[BEGIN]
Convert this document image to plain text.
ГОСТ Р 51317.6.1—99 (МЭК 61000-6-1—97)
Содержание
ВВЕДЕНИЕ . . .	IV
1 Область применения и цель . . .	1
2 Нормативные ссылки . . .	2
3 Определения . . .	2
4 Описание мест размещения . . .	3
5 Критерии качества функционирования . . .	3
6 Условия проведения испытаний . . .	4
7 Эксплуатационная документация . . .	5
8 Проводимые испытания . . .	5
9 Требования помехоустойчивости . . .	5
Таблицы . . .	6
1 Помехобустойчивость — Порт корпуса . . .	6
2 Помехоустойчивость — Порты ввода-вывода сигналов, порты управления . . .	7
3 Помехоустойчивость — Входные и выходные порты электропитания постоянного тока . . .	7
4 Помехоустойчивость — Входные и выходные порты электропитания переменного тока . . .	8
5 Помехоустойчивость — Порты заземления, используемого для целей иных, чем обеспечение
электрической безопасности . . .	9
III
[END]
> **Written problem**: Reproduce the records above exactly as they appear.

> **Reply**:
Convert this document image to plain text.
ГОСТ Р 51317.6.1—99 (МЭК 61000-6-1—97)
Содержание
ВВЕДЕНИЕ . . .	IV
1 Область применения и цель . . .	1
2 Нормативные ссылки . . .	2
3 Определения . . .	2
4 Описание мест размещения . . .	3
5 Критерии качества функционирования . . .	3
6 Условия проведения испытаний . . .	4
7 Эксплуатационная документация . . .	5
8 Проводимые испытания . . .	5
9 Требования помехоустойчивости . . .	5
Таблицы . . .	6
1 Помехобустойчивость — Порт корпуса . . .	6
2 Помехоустойчивость — Порты ввода-вывода сигналов, порты управления . . .	7
3 Помехоустойчивость — Входные и выходные порты электропитания постоянного тока . . .	7
4 Помехоустойчивость — Входные и выходные порты электропитания переменного тока . . .	8
5 Помехоустойчивость — Порты заземления, используемого для целей иных, чем обеспечение
электрической безопасности . . .	9
III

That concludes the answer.